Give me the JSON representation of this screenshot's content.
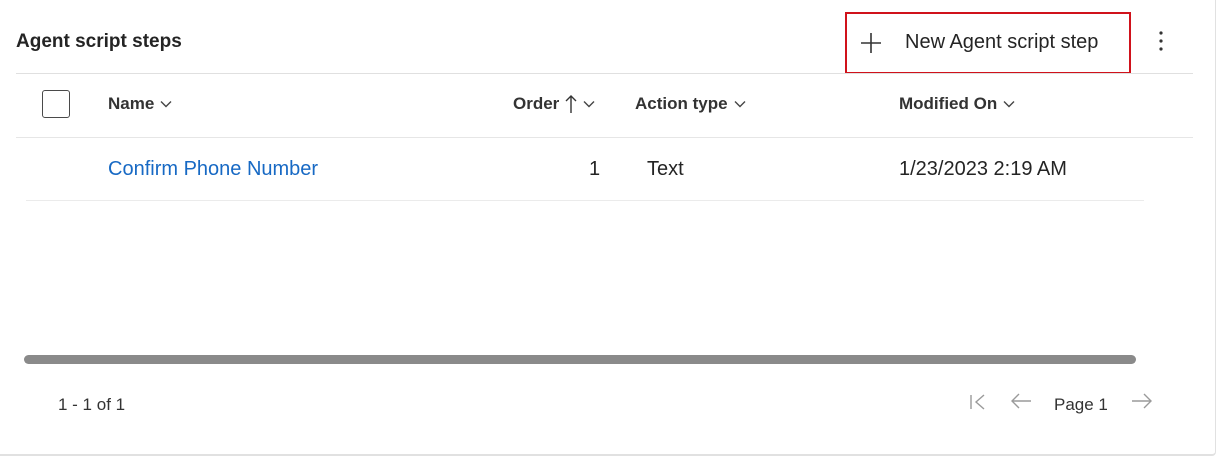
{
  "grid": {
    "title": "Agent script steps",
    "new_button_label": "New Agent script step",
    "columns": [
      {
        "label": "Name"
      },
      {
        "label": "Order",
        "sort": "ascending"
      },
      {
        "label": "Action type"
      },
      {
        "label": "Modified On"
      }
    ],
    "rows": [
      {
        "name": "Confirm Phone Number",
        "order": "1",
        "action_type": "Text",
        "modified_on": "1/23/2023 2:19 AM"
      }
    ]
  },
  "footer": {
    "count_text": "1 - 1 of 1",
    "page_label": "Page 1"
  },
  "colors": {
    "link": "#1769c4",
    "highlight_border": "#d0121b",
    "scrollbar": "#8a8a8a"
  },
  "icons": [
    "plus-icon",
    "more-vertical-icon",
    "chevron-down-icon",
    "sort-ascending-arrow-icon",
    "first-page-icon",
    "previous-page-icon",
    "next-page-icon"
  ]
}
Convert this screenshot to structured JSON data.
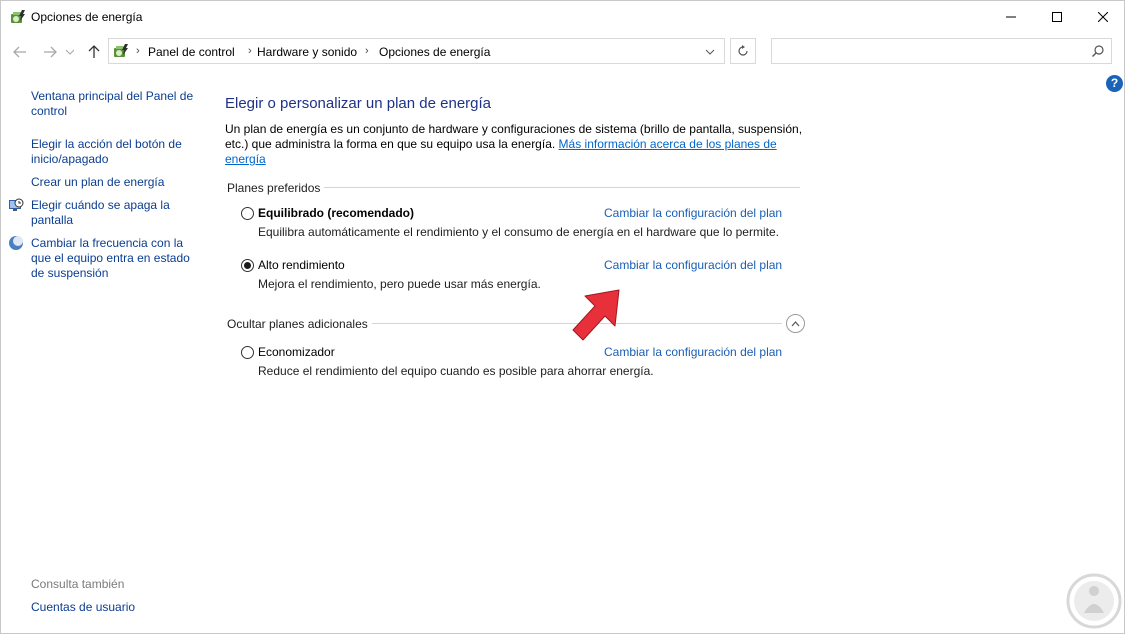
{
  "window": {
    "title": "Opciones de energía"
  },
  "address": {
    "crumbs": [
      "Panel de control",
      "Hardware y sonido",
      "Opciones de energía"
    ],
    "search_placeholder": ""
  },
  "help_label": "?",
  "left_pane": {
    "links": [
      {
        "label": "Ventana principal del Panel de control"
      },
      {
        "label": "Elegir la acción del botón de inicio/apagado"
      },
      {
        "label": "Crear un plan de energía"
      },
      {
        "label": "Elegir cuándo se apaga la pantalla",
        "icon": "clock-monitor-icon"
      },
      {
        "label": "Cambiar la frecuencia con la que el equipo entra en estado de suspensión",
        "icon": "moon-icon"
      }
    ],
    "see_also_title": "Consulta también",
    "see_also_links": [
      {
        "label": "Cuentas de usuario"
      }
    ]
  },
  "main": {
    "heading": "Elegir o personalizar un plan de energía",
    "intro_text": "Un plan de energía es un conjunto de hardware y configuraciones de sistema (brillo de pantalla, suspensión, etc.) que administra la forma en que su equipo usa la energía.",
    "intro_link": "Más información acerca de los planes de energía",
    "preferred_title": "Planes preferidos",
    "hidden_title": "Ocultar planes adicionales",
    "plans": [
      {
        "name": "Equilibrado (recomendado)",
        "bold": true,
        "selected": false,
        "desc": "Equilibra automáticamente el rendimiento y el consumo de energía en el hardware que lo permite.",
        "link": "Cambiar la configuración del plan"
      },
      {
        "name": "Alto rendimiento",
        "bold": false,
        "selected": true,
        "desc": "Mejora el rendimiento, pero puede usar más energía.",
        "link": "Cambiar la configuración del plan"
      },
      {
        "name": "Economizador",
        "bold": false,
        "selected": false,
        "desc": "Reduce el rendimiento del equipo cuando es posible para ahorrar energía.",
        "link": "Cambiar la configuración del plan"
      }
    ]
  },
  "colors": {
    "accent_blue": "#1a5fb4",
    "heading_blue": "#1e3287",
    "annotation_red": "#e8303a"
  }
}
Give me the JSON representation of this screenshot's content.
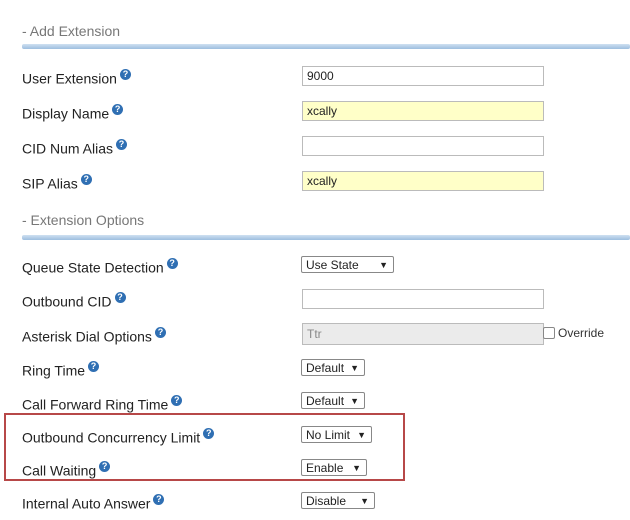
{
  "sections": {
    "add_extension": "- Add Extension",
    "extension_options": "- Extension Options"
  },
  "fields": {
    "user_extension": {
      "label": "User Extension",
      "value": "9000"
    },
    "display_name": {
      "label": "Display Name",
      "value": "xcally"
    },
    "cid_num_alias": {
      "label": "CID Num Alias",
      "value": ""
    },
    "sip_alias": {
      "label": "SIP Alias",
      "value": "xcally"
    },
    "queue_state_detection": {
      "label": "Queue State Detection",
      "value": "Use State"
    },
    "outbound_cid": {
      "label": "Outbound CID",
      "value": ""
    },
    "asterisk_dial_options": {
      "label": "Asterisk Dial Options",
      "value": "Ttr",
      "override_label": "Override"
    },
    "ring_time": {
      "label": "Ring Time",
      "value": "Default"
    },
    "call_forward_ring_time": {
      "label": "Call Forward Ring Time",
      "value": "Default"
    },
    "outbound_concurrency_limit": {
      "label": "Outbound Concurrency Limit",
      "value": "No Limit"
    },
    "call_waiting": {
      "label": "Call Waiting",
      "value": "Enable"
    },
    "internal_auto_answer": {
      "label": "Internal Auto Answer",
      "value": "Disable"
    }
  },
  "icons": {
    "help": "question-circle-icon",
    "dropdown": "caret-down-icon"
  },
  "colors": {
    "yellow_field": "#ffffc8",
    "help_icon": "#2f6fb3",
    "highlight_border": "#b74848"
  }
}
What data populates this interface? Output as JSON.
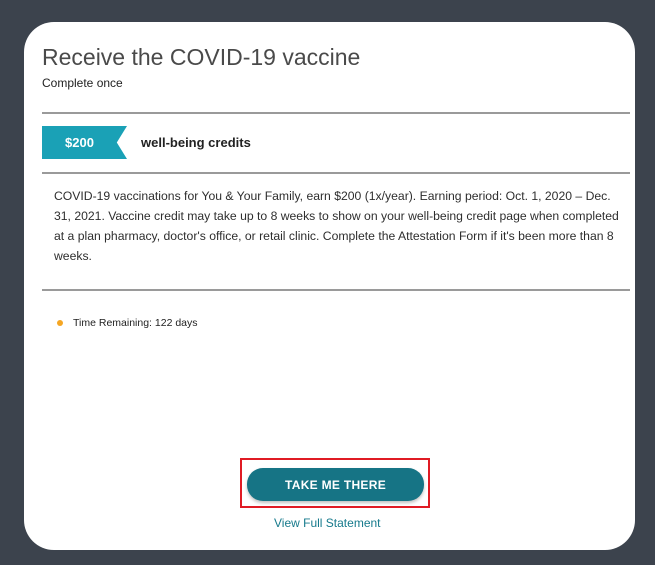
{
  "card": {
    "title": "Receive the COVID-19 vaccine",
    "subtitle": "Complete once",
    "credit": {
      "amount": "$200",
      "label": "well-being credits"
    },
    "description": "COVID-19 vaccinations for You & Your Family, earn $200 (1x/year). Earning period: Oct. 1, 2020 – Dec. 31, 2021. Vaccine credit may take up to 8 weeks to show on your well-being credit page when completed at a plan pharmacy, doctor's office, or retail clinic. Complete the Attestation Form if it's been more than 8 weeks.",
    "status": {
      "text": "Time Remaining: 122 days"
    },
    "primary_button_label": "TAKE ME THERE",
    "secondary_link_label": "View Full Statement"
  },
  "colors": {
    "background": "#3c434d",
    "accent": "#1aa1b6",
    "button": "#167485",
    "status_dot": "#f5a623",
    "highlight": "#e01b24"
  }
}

- **What is being asked**
Note how many lines in the listing above hold the string "ascending", then give only that figure.

- **Result for this exercise**
2